▶ _Task inputs_
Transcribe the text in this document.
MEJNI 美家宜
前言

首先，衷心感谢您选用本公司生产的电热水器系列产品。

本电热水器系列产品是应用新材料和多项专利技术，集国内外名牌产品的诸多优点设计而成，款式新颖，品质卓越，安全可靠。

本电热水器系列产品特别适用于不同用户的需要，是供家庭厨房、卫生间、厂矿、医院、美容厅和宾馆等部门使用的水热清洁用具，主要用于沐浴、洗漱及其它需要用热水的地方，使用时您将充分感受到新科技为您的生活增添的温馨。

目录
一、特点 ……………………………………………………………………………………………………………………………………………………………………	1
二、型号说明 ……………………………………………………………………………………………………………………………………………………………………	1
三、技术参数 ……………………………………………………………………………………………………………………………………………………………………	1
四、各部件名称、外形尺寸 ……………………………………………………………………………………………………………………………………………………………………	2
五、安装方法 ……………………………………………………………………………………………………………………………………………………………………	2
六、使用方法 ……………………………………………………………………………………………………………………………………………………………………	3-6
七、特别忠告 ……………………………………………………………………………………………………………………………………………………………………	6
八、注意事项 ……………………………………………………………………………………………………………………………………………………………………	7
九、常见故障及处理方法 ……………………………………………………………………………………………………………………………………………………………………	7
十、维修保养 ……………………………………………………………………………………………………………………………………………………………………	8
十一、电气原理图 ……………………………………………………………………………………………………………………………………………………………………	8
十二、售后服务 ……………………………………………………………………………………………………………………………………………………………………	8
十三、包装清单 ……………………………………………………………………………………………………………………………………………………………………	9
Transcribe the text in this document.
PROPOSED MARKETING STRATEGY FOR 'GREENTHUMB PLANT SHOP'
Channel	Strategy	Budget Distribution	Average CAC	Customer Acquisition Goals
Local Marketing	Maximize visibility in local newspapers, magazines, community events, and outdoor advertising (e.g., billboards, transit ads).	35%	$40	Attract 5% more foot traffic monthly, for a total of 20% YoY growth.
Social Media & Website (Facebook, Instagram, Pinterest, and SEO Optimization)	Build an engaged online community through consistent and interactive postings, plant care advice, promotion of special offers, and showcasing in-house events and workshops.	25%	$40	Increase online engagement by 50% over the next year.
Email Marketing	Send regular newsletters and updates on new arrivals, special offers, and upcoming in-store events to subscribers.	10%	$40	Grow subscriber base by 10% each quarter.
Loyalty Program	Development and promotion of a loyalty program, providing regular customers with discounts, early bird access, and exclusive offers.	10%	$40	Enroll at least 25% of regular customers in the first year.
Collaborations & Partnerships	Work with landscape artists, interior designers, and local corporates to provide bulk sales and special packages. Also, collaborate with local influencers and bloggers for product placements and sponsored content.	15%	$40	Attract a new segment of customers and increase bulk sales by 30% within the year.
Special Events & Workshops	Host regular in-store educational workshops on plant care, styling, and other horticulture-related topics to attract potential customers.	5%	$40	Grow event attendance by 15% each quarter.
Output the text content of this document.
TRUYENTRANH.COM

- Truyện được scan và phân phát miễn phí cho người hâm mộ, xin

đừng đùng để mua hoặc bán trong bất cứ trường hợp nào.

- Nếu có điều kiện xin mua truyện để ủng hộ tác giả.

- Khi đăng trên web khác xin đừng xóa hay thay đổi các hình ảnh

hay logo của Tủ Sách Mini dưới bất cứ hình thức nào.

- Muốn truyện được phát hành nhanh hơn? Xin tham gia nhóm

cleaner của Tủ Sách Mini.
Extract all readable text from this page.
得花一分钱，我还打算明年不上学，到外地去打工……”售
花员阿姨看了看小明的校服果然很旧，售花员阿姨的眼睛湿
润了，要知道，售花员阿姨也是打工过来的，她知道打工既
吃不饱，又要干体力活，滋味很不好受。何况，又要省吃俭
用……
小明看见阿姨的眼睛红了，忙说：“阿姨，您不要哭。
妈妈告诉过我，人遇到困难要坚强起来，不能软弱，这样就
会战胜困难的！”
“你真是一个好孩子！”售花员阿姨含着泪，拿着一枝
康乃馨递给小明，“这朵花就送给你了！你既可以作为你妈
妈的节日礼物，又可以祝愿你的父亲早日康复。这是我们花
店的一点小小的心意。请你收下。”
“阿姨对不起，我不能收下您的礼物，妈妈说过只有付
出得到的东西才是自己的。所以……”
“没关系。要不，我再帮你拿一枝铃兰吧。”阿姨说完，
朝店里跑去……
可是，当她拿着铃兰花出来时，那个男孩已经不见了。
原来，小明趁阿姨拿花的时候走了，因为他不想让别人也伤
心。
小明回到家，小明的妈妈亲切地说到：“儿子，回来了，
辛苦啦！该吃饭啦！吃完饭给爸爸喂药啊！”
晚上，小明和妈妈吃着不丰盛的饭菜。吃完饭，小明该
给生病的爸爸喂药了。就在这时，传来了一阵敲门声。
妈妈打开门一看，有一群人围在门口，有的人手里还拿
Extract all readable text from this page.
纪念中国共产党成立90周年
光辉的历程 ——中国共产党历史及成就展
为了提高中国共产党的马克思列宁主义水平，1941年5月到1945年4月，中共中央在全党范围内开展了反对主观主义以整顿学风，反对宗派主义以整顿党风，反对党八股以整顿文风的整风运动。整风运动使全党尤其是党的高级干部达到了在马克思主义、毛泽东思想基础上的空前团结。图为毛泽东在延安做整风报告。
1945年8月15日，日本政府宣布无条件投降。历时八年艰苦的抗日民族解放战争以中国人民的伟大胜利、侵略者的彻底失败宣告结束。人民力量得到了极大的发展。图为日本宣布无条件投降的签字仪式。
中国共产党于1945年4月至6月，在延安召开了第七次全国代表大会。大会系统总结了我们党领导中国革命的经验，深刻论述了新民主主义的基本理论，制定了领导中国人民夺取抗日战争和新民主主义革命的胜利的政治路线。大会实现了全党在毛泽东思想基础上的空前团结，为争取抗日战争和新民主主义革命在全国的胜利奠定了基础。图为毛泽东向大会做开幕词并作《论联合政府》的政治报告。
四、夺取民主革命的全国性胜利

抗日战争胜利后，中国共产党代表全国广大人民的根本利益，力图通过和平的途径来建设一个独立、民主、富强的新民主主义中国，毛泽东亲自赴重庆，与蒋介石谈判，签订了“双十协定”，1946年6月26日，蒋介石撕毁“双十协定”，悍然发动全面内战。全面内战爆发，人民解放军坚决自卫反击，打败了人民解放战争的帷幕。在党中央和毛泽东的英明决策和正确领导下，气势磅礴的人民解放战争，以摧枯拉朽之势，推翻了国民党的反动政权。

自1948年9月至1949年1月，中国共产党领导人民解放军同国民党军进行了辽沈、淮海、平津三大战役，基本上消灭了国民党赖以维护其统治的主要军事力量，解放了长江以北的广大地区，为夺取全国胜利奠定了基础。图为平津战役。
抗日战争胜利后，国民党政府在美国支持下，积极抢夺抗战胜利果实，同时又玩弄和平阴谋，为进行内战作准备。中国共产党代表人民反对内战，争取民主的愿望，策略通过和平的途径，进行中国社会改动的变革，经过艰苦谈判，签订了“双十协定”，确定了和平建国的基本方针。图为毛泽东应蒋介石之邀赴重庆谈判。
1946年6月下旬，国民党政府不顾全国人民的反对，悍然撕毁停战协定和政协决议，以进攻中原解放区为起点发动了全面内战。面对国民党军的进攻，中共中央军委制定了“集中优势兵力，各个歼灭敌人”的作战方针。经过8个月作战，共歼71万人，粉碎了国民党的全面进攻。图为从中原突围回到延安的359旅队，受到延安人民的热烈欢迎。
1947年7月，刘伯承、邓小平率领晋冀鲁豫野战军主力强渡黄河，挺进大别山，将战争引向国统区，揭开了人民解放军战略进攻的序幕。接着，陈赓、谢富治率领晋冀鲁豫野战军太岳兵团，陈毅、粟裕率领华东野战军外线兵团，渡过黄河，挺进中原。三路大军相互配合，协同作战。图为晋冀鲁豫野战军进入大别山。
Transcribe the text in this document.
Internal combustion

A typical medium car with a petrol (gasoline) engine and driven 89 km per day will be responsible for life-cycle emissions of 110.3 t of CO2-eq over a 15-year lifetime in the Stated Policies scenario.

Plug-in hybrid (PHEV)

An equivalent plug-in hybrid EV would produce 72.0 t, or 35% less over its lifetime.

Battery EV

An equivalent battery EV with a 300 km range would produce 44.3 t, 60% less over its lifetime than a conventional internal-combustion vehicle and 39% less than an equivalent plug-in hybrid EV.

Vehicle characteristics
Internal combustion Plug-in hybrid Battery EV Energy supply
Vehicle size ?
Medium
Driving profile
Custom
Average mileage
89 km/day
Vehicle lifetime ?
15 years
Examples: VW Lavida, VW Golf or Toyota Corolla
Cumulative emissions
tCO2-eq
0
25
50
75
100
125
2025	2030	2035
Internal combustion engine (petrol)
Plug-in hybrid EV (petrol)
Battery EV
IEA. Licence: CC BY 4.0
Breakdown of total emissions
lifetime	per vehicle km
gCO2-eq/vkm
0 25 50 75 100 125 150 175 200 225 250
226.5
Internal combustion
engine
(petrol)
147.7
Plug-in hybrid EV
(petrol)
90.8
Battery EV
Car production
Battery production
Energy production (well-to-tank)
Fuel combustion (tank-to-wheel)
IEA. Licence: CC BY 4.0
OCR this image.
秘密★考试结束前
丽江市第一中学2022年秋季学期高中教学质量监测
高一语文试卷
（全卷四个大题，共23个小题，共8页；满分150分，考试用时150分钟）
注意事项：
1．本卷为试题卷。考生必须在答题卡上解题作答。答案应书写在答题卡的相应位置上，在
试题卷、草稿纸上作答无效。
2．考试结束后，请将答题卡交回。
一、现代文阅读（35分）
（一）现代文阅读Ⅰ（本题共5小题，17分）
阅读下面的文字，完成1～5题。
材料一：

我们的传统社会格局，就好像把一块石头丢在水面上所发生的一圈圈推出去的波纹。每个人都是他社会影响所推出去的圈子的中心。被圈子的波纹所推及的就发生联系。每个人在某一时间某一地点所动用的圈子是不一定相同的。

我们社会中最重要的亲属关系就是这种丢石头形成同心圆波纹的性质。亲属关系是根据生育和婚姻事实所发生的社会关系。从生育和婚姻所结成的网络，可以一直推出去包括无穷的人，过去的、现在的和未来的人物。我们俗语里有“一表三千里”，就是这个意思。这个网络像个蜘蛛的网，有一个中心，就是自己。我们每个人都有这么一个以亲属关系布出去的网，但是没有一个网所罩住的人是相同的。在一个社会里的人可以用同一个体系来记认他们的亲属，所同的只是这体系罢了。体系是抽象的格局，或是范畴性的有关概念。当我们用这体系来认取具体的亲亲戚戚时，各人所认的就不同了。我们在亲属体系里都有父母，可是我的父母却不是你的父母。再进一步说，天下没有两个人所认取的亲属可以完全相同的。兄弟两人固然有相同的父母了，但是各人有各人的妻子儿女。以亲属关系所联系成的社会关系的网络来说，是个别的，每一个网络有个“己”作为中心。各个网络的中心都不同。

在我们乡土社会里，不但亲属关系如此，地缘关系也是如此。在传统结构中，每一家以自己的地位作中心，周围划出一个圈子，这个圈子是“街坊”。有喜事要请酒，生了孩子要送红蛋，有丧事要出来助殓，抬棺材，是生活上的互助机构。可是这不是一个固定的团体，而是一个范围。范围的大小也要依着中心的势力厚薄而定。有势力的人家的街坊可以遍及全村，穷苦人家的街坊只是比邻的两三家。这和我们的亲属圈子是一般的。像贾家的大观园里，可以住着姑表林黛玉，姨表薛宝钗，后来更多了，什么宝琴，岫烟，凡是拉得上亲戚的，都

▶ _Aim_
Copy each line holding the word "less" from the listing above.

▶ _Exercise response_
An equivalent plug-in hybrid EV would produce 72.0 t, or 35% less over its lifetime.
An equivalent battery EV with a 300 km range would produce 44.3 t, 60% less over its lifetime than a conventional internal-combustion vehicle and 39% less than an equivalent plug-in hybrid EV.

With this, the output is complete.